ASSIGNED TASK: Which lines below contain the word "concerns"? Copy each of them.

-----

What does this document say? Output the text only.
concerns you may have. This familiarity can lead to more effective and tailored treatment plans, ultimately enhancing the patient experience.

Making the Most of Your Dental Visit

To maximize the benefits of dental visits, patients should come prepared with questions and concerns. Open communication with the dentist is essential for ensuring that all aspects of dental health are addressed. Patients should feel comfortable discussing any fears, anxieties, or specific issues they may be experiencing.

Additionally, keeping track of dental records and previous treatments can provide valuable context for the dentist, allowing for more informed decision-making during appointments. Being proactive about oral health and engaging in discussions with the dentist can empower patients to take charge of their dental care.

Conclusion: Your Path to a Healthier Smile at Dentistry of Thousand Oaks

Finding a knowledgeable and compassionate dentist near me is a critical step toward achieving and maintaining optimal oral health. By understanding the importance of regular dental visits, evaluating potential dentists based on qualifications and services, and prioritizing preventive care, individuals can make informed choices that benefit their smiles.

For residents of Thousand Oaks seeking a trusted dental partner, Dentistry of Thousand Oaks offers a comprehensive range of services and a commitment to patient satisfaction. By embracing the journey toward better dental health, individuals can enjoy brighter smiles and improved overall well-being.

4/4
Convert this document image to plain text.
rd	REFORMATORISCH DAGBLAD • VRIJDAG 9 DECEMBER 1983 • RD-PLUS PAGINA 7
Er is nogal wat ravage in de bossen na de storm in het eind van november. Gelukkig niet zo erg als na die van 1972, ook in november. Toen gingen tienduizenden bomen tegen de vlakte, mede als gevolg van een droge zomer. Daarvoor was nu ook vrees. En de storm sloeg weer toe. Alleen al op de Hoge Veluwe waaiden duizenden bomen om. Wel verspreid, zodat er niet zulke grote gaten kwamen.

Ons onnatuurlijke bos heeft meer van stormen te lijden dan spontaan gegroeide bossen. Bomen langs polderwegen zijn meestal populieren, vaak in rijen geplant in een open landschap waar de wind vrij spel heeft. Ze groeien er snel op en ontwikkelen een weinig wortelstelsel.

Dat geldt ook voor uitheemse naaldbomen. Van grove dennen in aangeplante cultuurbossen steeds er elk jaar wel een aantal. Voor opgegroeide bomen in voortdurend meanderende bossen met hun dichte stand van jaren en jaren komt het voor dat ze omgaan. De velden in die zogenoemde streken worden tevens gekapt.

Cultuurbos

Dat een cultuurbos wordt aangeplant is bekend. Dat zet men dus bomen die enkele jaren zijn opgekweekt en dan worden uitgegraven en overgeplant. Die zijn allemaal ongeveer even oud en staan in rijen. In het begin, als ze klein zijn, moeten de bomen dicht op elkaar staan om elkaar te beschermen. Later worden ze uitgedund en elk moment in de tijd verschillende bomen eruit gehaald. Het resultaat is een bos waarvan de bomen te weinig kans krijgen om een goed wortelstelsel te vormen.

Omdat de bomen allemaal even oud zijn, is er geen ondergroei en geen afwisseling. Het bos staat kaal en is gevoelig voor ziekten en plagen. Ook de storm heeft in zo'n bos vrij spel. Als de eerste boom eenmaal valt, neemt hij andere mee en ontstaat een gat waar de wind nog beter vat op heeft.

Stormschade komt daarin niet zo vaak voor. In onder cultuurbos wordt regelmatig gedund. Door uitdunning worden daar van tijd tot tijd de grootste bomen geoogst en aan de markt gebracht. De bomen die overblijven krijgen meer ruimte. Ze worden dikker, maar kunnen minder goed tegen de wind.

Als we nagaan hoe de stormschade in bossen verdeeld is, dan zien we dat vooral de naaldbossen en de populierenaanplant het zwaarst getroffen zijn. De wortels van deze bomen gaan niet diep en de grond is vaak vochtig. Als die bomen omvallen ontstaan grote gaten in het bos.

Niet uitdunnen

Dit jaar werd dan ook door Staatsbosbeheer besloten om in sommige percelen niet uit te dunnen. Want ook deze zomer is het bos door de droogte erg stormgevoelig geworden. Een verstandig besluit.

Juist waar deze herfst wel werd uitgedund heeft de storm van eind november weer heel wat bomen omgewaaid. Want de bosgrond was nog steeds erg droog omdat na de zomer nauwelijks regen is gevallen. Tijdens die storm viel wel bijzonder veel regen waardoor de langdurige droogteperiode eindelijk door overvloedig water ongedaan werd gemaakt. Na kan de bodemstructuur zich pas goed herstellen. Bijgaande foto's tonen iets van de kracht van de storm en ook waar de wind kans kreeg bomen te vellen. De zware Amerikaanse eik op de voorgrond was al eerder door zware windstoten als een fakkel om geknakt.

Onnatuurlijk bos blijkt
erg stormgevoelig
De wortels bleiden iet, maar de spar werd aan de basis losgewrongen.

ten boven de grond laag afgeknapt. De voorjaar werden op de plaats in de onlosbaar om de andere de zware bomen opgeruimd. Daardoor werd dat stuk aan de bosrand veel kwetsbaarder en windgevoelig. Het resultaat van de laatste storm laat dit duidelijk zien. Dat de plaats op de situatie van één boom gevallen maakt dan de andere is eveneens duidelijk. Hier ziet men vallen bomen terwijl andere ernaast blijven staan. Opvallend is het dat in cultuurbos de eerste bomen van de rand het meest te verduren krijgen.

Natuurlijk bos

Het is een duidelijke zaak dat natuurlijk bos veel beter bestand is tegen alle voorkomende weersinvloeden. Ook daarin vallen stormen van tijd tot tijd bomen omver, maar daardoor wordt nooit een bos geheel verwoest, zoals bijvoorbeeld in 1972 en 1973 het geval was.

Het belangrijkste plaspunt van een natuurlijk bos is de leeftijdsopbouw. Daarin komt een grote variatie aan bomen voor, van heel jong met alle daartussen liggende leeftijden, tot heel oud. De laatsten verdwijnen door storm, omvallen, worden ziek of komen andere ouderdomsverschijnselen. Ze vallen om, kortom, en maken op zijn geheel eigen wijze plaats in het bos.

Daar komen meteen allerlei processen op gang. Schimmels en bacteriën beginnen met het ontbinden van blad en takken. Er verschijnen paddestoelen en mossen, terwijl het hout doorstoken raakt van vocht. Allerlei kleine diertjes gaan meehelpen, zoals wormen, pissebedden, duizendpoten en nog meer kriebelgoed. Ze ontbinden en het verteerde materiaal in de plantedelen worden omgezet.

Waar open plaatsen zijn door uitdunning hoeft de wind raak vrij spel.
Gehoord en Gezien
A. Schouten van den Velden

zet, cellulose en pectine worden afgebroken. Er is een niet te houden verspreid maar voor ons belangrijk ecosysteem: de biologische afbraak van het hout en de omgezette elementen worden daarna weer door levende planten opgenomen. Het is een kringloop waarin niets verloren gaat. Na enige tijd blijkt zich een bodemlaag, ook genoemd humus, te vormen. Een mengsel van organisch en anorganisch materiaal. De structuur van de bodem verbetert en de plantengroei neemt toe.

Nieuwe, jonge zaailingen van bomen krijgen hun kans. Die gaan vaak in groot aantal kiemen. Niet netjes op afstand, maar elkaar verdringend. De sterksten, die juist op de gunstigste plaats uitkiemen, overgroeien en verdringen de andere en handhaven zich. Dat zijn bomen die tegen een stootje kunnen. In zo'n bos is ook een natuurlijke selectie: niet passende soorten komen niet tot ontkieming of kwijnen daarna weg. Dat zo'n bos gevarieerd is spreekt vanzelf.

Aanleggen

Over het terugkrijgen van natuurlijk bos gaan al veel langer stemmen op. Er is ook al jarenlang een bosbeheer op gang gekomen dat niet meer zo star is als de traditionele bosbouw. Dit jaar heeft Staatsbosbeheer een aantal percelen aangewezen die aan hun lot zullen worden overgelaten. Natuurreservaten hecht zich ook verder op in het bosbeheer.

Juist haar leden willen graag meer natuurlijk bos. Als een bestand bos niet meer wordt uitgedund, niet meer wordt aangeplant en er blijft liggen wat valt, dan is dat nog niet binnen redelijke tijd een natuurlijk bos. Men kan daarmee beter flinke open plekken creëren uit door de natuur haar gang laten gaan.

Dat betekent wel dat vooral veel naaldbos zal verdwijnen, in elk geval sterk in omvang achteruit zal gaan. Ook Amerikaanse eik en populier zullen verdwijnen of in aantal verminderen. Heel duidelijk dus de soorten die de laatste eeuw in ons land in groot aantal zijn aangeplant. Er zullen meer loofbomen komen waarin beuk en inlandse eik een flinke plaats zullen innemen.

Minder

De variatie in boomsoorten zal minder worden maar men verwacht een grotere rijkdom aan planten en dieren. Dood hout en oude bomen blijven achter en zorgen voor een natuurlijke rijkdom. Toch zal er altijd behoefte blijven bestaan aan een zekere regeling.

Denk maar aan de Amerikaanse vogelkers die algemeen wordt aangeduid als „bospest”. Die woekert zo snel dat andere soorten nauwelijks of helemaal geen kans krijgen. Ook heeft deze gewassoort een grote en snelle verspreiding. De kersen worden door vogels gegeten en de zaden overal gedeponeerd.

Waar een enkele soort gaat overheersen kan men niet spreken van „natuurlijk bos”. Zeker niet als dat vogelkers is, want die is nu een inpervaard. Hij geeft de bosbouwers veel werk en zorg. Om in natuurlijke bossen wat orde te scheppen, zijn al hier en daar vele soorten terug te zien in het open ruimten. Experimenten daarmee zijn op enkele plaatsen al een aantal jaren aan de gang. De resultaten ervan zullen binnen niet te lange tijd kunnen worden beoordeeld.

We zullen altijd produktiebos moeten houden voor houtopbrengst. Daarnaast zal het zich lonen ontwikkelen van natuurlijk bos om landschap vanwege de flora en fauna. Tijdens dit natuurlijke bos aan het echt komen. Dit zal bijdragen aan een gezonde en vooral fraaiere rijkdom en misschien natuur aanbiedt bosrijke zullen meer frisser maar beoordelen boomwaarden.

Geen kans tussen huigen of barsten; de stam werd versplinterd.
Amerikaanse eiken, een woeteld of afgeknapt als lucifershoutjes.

-----

SOLUTION:
concerns you may have. This familiarity can lead to more effective and tailored treatment plans, ultimately enhancing the patient experience.
To maximize the benefits of dental visits, patients should come prepared with questions and concerns. Open communication with the dentist is essential for ensuring that all aspects of dental health are addressed. Patients should feel comfortable discussing any fears, anxieties, or specific issues they may be experiencing.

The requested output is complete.